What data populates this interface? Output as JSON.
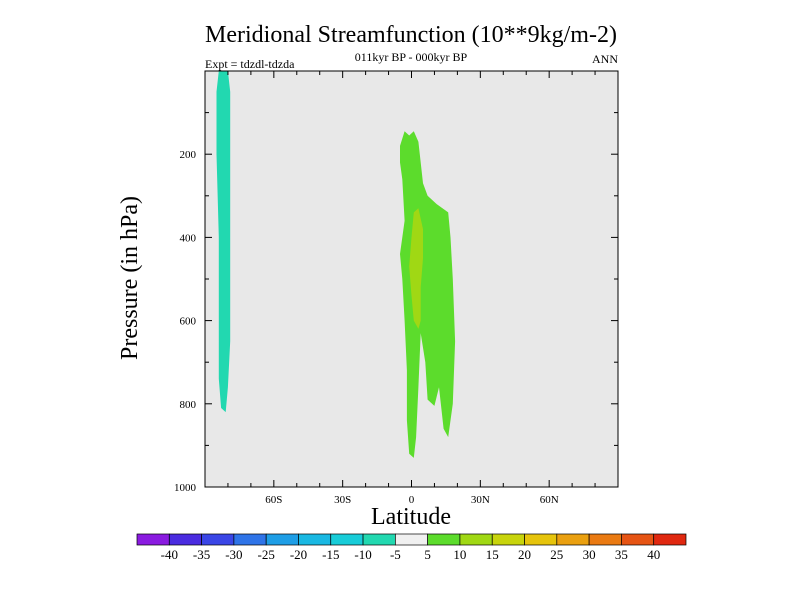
{
  "chart_data": {
    "type": "contour",
    "title": "Meridional Streamfunction (10**9kg/m-2)",
    "subtitle": "011kyr BP - 000kyr BP",
    "left_label": "Expt = tdzdl-tdzda",
    "right_label": "ANN",
    "xlabel": "Latitude",
    "ylabel": "Pressure (in hPa)",
    "xlim": [
      -90,
      90
    ],
    "ylim": [
      1000,
      0
    ],
    "x_ticks": [
      {
        "value": -60,
        "label": "60S"
      },
      {
        "value": -30,
        "label": "30S"
      },
      {
        "value": 0,
        "label": "0"
      },
      {
        "value": 30,
        "label": "30N"
      },
      {
        "value": 60,
        "label": "60N"
      }
    ],
    "y_ticks": [
      {
        "value": 200,
        "label": "200"
      },
      {
        "value": 400,
        "label": "400"
      },
      {
        "value": 600,
        "label": "600"
      },
      {
        "value": 800,
        "label": "800"
      },
      {
        "value": 1000,
        "label": "1000"
      }
    ],
    "background_color": "#e8e8e8",
    "regions": [
      {
        "name": "negative-cell-south",
        "level": "-10 to -5",
        "color": "#22d8b0",
        "points": [
          [
            -84,
            0
          ],
          [
            -80,
            0
          ],
          [
            -79,
            50
          ],
          [
            -79,
            300
          ],
          [
            -79,
            500
          ],
          [
            -79,
            650
          ],
          [
            -80,
            760
          ],
          [
            -81,
            820
          ],
          [
            -83,
            810
          ],
          [
            -84,
            740
          ],
          [
            -84,
            600
          ],
          [
            -84,
            400
          ],
          [
            -85,
            200
          ],
          [
            -85,
            50
          ]
        ]
      },
      {
        "name": "positive-cell-equator",
        "level": "5 to 10",
        "color": "#5cdc2c",
        "points": [
          [
            -5,
            180
          ],
          [
            -3,
            145
          ],
          [
            -1,
            155
          ],
          [
            1,
            145
          ],
          [
            3,
            170
          ],
          [
            5,
            270
          ],
          [
            7,
            300
          ],
          [
            11,
            320
          ],
          [
            16,
            340
          ],
          [
            17,
            400
          ],
          [
            18,
            500
          ],
          [
            19,
            650
          ],
          [
            18,
            800
          ],
          [
            16,
            880
          ],
          [
            14,
            860
          ],
          [
            12,
            760
          ],
          [
            10,
            805
          ],
          [
            7,
            790
          ],
          [
            6,
            700
          ],
          [
            4,
            630
          ],
          [
            3,
            760
          ],
          [
            2,
            880
          ],
          [
            1,
            930
          ],
          [
            -1,
            920
          ],
          [
            -2,
            840
          ],
          [
            -2,
            720
          ],
          [
            -3,
            600
          ],
          [
            -4,
            500
          ],
          [
            -5,
            440
          ],
          [
            -3,
            360
          ],
          [
            -4,
            260
          ],
          [
            -5,
            220
          ]
        ]
      },
      {
        "name": "positive-cell-core",
        "level": "10 to 15",
        "color": "#a0d814",
        "points": [
          [
            1,
            340
          ],
          [
            3,
            330
          ],
          [
            5,
            380
          ],
          [
            5,
            450
          ],
          [
            4,
            520
          ],
          [
            4,
            600
          ],
          [
            3,
            620
          ],
          [
            1,
            600
          ],
          [
            0,
            540
          ],
          [
            -1,
            470
          ],
          [
            0,
            400
          ]
        ]
      }
    ],
    "colorbar": {
      "labels": [
        "-40",
        "-35",
        "-30",
        "-25",
        "-20",
        "-15",
        "-10",
        "-5",
        "5",
        "10",
        "15",
        "20",
        "25",
        "30",
        "35",
        "40"
      ],
      "colors": [
        "#8a1be0",
        "#4a2ce0",
        "#3a46e6",
        "#2f74e8",
        "#1e9ee6",
        "#1ab8e2",
        "#18ccd8",
        "#22d8b0",
        "#f0f0f0",
        "#5cdc2c",
        "#a0d814",
        "#c8d40c",
        "#e6c40c",
        "#eaa010",
        "#ea7a12",
        "#e65414",
        "#e02810"
      ]
    }
  }
}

Exercise requirements —
Look through the listing above. Pick out each line with "cell" and copy it.

Complete output —
        "name": "negative-cell-south",
        "name": "positive-cell-equator",
        "name": "positive-cell-core",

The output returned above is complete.